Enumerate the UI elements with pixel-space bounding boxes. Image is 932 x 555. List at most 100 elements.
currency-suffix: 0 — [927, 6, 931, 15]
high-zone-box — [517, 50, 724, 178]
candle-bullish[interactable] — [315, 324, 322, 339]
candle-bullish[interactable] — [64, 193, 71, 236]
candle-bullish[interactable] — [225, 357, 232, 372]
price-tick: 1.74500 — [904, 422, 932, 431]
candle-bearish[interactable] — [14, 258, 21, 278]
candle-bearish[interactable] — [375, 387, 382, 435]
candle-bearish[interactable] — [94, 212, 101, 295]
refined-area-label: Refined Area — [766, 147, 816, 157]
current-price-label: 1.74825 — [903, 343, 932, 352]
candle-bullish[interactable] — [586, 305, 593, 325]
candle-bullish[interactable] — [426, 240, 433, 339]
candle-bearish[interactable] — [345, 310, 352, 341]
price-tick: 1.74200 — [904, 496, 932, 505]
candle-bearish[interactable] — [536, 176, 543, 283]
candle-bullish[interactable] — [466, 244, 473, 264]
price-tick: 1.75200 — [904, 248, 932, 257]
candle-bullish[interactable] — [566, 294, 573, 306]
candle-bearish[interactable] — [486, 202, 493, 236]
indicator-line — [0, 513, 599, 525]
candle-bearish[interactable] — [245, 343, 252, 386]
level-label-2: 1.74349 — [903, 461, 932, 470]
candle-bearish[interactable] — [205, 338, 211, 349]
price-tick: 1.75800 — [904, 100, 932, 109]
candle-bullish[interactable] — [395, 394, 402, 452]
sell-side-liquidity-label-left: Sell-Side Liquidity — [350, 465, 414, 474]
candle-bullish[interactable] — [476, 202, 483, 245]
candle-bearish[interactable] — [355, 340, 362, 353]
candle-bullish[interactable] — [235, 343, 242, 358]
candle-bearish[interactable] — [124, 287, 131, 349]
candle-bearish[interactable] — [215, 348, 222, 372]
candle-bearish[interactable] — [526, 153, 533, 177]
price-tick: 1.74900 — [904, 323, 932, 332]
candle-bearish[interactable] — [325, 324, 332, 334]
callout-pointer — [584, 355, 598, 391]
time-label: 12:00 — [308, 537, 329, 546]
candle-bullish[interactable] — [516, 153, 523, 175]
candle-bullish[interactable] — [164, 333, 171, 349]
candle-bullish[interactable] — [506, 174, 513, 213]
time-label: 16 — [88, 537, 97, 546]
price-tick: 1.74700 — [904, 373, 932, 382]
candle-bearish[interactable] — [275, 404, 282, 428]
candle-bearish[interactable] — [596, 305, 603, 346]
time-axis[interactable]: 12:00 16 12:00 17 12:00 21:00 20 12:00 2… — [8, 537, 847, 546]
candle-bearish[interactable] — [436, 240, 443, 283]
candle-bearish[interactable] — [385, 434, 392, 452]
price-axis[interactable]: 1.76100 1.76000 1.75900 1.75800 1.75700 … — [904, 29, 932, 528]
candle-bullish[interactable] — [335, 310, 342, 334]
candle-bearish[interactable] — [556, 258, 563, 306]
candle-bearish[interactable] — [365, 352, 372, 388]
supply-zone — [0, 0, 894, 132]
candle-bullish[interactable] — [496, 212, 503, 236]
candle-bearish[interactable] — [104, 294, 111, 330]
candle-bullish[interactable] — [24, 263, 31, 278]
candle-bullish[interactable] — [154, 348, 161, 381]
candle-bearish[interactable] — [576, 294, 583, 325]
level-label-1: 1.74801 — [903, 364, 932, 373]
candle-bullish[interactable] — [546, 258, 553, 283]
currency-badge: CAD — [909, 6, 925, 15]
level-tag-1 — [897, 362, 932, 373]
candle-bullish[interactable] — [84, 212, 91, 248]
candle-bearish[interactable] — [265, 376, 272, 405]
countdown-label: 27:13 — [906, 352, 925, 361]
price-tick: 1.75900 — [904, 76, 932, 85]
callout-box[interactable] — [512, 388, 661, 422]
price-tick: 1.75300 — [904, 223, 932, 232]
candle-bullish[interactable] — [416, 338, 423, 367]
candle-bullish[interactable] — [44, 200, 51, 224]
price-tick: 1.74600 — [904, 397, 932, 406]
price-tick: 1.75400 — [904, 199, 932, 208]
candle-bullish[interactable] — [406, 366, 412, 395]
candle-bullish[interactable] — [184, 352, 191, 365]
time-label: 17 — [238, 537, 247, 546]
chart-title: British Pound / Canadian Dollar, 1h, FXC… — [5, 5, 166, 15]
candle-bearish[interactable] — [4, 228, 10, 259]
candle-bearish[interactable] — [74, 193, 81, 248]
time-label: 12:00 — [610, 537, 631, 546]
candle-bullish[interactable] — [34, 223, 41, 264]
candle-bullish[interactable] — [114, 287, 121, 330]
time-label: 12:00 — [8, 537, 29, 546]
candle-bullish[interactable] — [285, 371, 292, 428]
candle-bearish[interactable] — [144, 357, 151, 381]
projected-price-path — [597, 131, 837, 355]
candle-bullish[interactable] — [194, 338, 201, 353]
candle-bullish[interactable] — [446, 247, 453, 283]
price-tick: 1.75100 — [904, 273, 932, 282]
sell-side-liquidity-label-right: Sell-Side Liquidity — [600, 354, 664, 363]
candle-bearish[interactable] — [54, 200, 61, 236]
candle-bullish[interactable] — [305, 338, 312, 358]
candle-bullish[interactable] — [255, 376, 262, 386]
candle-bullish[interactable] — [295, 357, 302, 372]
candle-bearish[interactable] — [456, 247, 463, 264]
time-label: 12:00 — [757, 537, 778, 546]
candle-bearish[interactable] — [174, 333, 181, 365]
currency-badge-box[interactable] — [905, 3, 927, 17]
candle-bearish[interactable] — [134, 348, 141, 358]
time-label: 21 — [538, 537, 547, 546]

• • • • • • •

_GOAL_:
In the material from the start through the line containing "candle-bearish[interactable] — [375, 387, 382, 435]", change "high-zone-box" to "supply-zone-box" and give those lines back with everything else unchanged.

_SOLUTION TO THIS PROBLEM_:
Enumerate the UI elements with pixel-space bounding boxes. Image is 932 x 555. List at most 100 elements.
currency-suffix: 0 — [927, 6, 931, 15]
supply-zone-box — [517, 50, 724, 178]
candle-bullish[interactable] — [315, 324, 322, 339]
candle-bullish[interactable] — [64, 193, 71, 236]
candle-bullish[interactable] — [225, 357, 232, 372]
price-tick: 1.74500 — [904, 422, 932, 431]
candle-bearish[interactable] — [14, 258, 21, 278]
candle-bearish[interactable] — [375, 387, 382, 435]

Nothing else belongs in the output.